(Stored records)

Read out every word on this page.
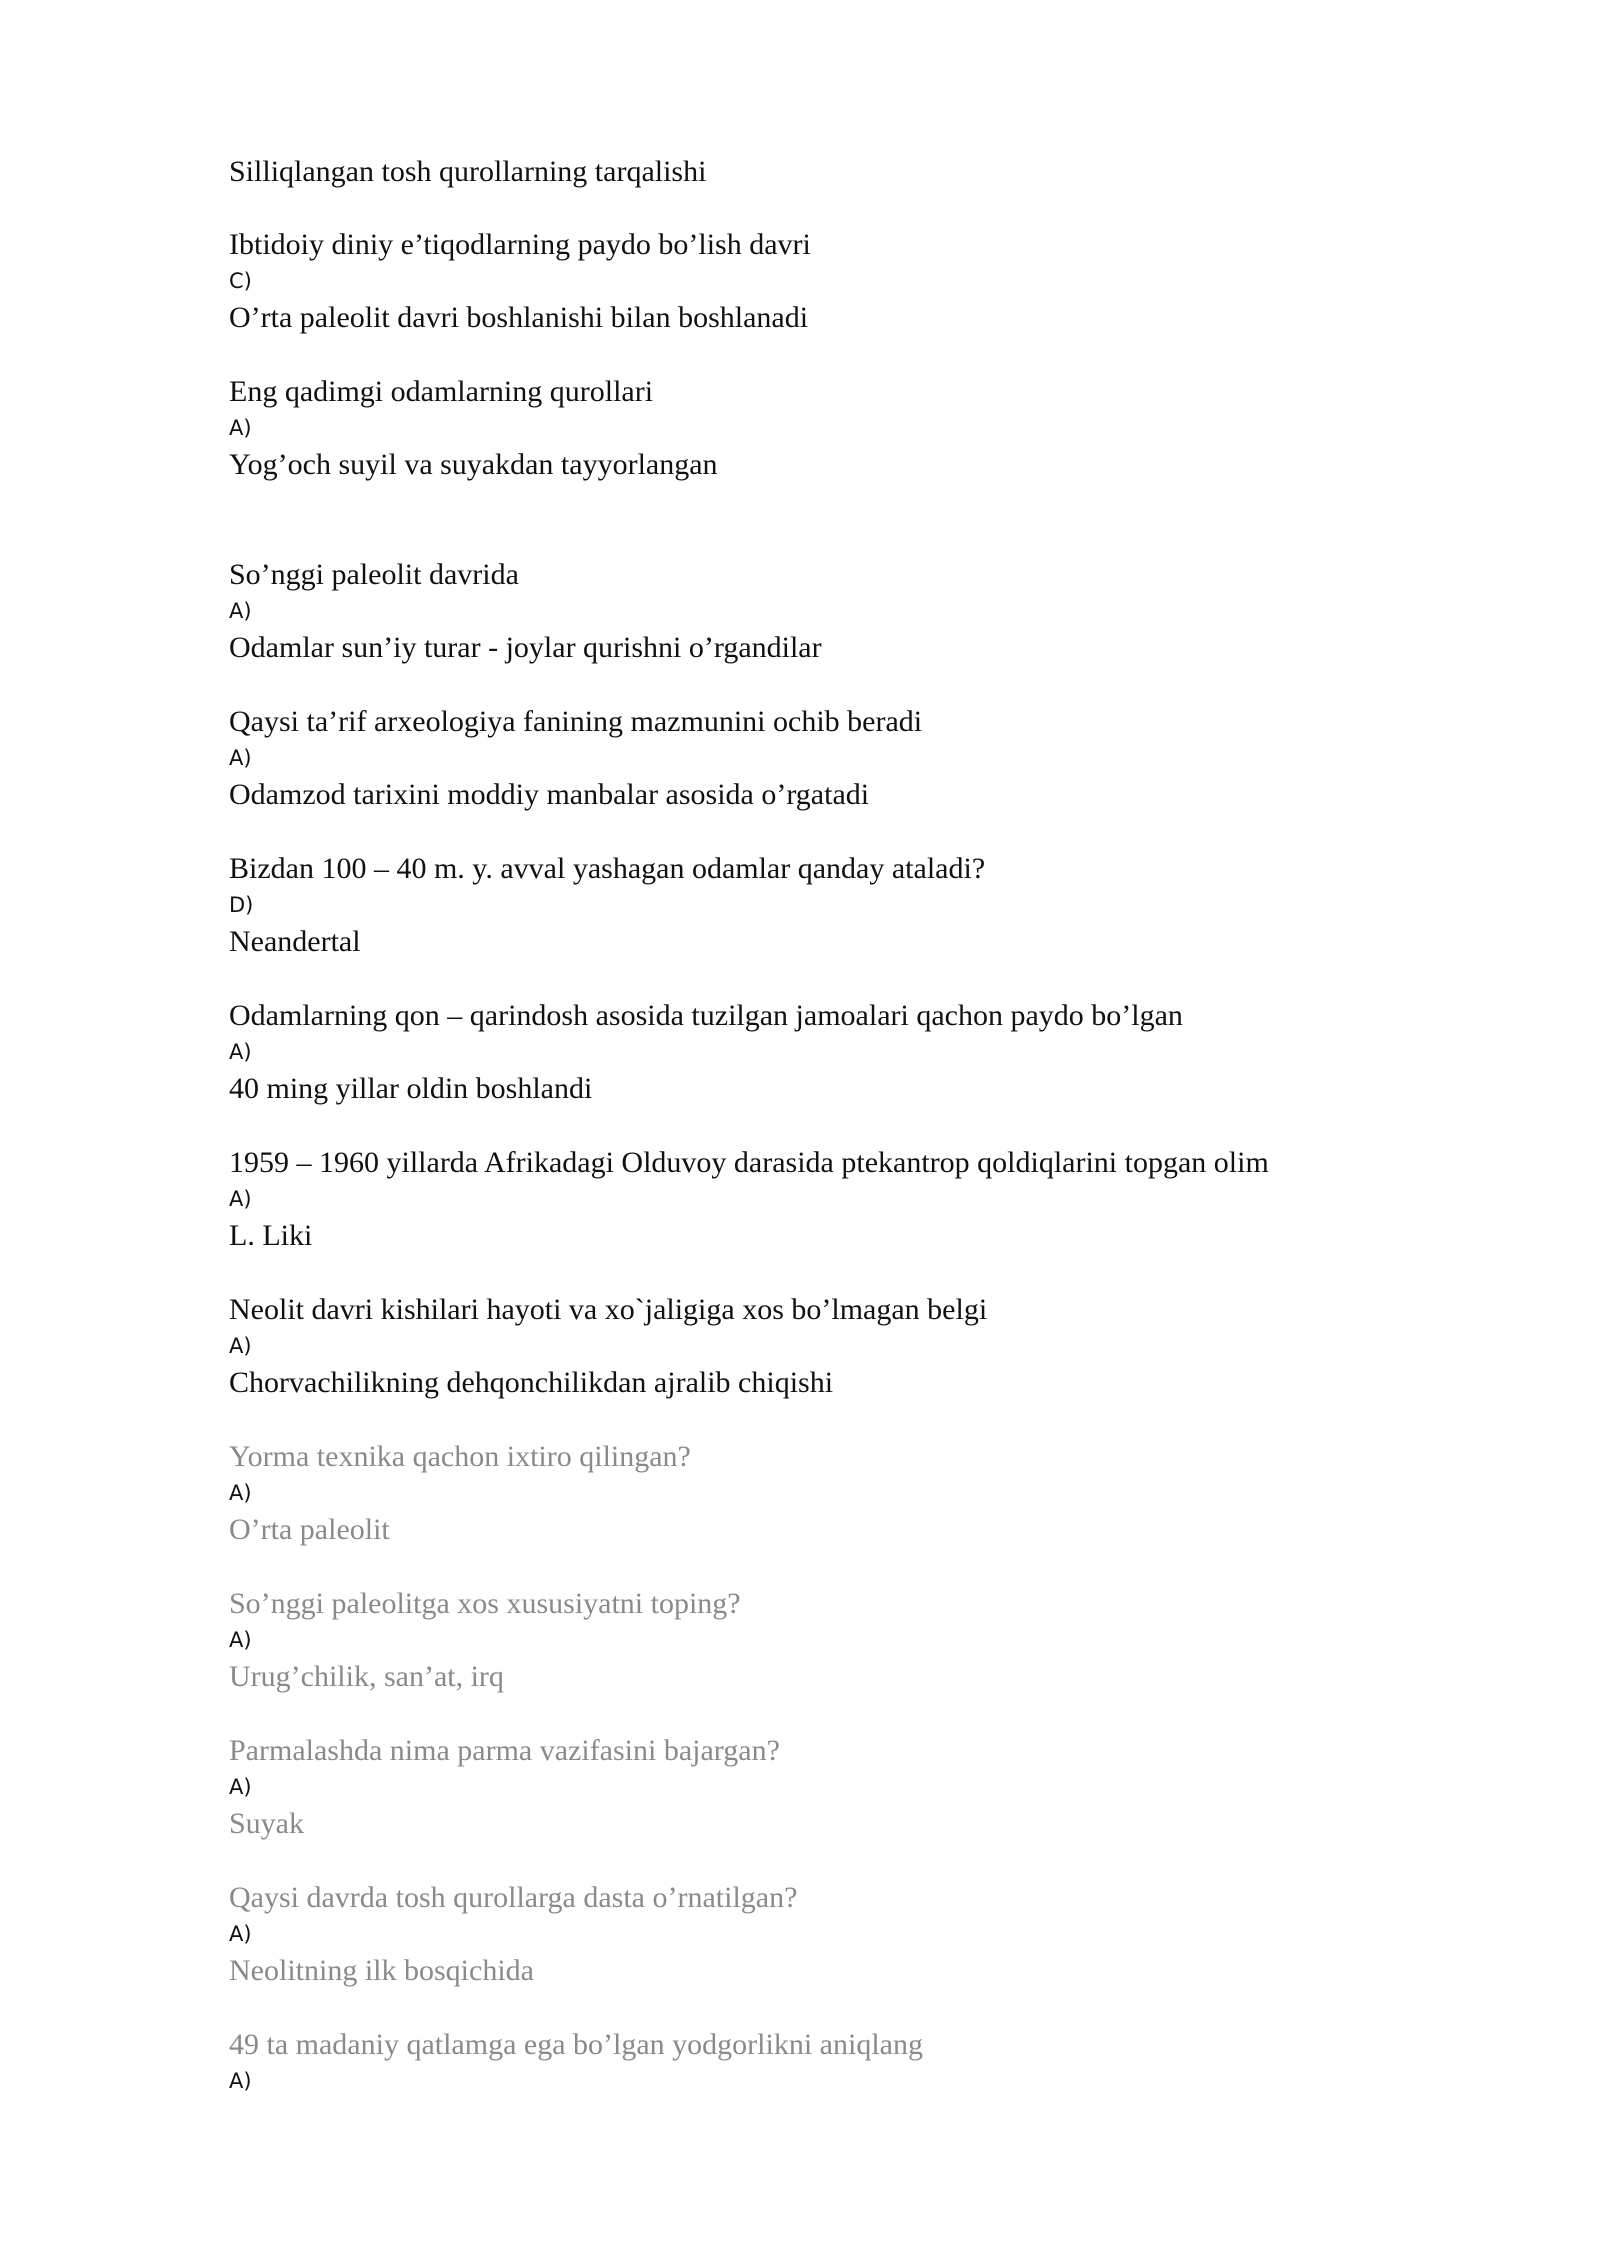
Silliqlangan tosh qurollarning tarqalishi
Ibtidoiy diniy e’tiqodlarning paydo bo’lish davri
C)
O’rta paleolit davri boshlanishi bilan boshlanadi
Eng qadimgi odamlarning qurollari
A)
Yog’och suyil va suyakdan tayyorlangan
So’nggi paleolit davrida
A)
Odamlar sun’iy turar - joylar qurishni o’rgandilar
Qaysi ta’rif arxeologiya fanining mazmunini ochib beradi
A)
Odamzod tarixini moddiy manbalar asosida o’rgatadi
Bizdan 100 – 40 m. y. avval yashagan odamlar qanday ataladi?
D)
Neandertal
Odamlarning qon – qarindosh asosida tuzilgan jamoalari qachon paydo bo’lgan
A)
40 ming yillar oldin boshlandi
1959 – 1960 yillarda Afrikadagi Olduvoy darasida ptekantrop qoldiqlarini topgan olim
A)
L. Liki
Neolit davri kishilari hayoti va xo`jaligiga xos bo’lmagan belgi
A)
Chorvachilikning dehqonchilikdan ajralib chiqishi
Yorma texnika qachon ixtiro qilingan?
A)
O’rta paleolit
So’nggi paleolitga xos xususiyatni toping?
A)
Urug’chilik, san’at, irq
Parmalashda nima parma vazifasini bajargan?
A)
Suyak
Qaysi davrda tosh qurollarga dasta o’rnatilgan?
A)
Neolitning ilk bosqichida
49 ta madaniy qatlamga ega bo’lgan yodgorlikni aniqlang
A)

Task directions: What is needed is an exact reproduction of the data, pictures excluded.

Expected output:
Read out every word on this page.
Silliqlangan tosh qurollarning tarqalishi
Ibtidoiy diniy e’tiqodlarning paydo bo’lish davri
C)
O’rta paleolit davri boshlanishi bilan boshlanadi
Eng qadimgi odamlarning qurollari
A)
Yog’och suyil va suyakdan tayyorlangan
So’nggi paleolit davrida
A)
Odamlar sun’iy turar - joylar qurishni o’rgandilar
Qaysi ta’rif arxeologiya fanining mazmunini ochib beradi
A)
Odamzod tarixini moddiy manbalar asosida o’rgatadi
Bizdan 100 – 40 m. y. avval yashagan odamlar qanday ataladi?
D)
Neandertal
Odamlarning qon – qarindosh asosida tuzilgan jamoalari qachon paydo bo’lgan
A)
40 ming yillar oldin boshlandi
1959 – 1960 yillarda Afrikadagi Olduvoy darasida ptekantrop qoldiqlarini topgan olim
A)
L. Liki
Neolit davri kishilari hayoti va xo`jaligiga xos bo’lmagan belgi
A)
Chorvachilikning dehqonchilikdan ajralib chiqishi
Yorma texnika qachon ixtiro qilingan?
A)
O’rta paleolit
So’nggi paleolitga xos xususiyatni toping?
A)
Urug’chilik, san’at, irq
Parmalashda nima parma vazifasini bajargan?
A)
Suyak
Qaysi davrda tosh qurollarga dasta o’rnatilgan?
A)
Neolitning ilk bosqichida
49 ta madaniy qatlamga ega bo’lgan yodgorlikni aniqlang
A)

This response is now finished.